#### Material provided ####
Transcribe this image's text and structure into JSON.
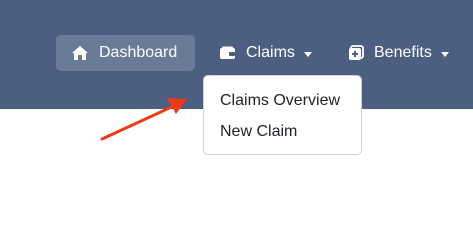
{
  "navbar": {
    "background": "#4c5f81",
    "items": [
      {
        "label": "Dashboard",
        "icon": "home-icon",
        "active": true
      },
      {
        "label": "Claims",
        "icon": "wallet-icon",
        "has_dropdown": true
      },
      {
        "label": "Benefits",
        "icon": "plus-square-icon",
        "has_dropdown": true
      }
    ]
  },
  "claims_dropdown": {
    "items": [
      {
        "label": "Claims Overview"
      },
      {
        "label": "New Claim"
      }
    ]
  },
  "annotation": {
    "arrow_color": "#f03a17"
  }
}
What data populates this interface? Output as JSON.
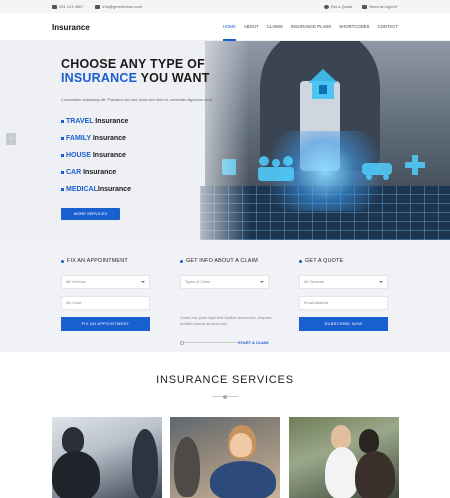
{
  "topbar": {
    "phone": "251 123 4567",
    "email": "info@greenfuture.com",
    "quote_link": "Get a Quote",
    "agent_link": "Need an Agent?"
  },
  "header": {
    "logo": "Insurance",
    "nav": [
      "HOME",
      "ABOUT",
      "CLAIMS",
      "INSURANCE PLANS",
      "SHORTCODES",
      "CONTACT"
    ]
  },
  "hero": {
    "title_line1": "CHOOSE ANY TYPE OF",
    "title_blue": "INSURANCE",
    "title_rest": " YOU WANT",
    "lead": "Consectetur adipiscing elit. Praesent orci nisl, porta sed diam id, venenatis dignissim urna.",
    "types": [
      {
        "bold": "TRAVEL",
        "rest": " Insurance"
      },
      {
        "bold": "FAMILY",
        "rest": " Insurance"
      },
      {
        "bold": "HOUSE",
        "rest": " Insurance"
      },
      {
        "bold": "CAR",
        "rest": " Insurance"
      },
      {
        "bold": "MEDICAL",
        "rest": "Insurance"
      }
    ],
    "more_button": "MORE SERVICES",
    "slider_prev": "‹"
  },
  "appointment": {
    "title": "FIX AN APPOINTMENT",
    "select": "All Services",
    "zip_placeholder": "Zip Code",
    "button": "FIX AN APPOINTMENT"
  },
  "claim": {
    "title": "GET INFO ABOUT A CLAIM",
    "select": "Types of Claim",
    "text": "Donec nec justo eget felis facilisis fermentum. Aliquam porttitor mauris sit amet orci.",
    "link": "START A CLAIM"
  },
  "quote": {
    "title": "GET A QUOTE",
    "select": "All Services",
    "email_placeholder": "Email Address",
    "button": "SUBSCRIBE NOW"
  },
  "services": {
    "title": "INSURANCE SERVICES"
  },
  "colors": {
    "accent": "#1a5fd0",
    "forms_bg": "#f1f2f5"
  }
}
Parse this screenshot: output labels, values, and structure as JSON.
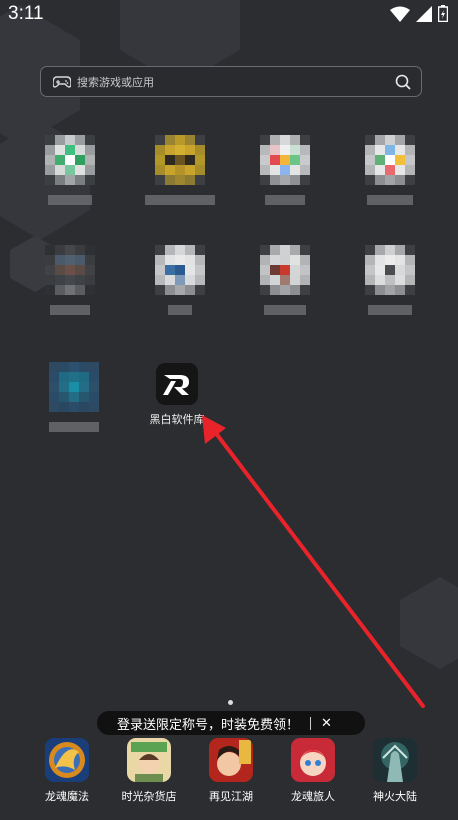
{
  "status": {
    "time": "3:11",
    "icons": [
      "wifi-icon",
      "signal-icon",
      "battery-icon"
    ]
  },
  "search": {
    "placeholder": "搜索游戏或应用"
  },
  "featured_app": {
    "label": "黑白软件库",
    "icon": "hb-logo-icon"
  },
  "promo": {
    "text": "登录送限定称号，时装免费领！",
    "close": "✕"
  },
  "dock": [
    {
      "label": "龙魂魔法"
    },
    {
      "label": "时光杂货店"
    },
    {
      "label": "再见江湖"
    },
    {
      "label": "龙魂旅人"
    },
    {
      "label": "神火大陆"
    }
  ],
  "colors": {
    "background": "#2c2d31",
    "arrow": "#e8232a"
  }
}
####
● Task instructions
Among the lines of the material, find those that hold the word "text" and copy them.

● Written solution
Transcribe this image's text and structure into JSON.
    "text": "Donec nec justo eget felis facilisis fermentum. Aliquam porttitor mauris sit amet orci.",
    "text": "登录送限定称号，时装免费领！",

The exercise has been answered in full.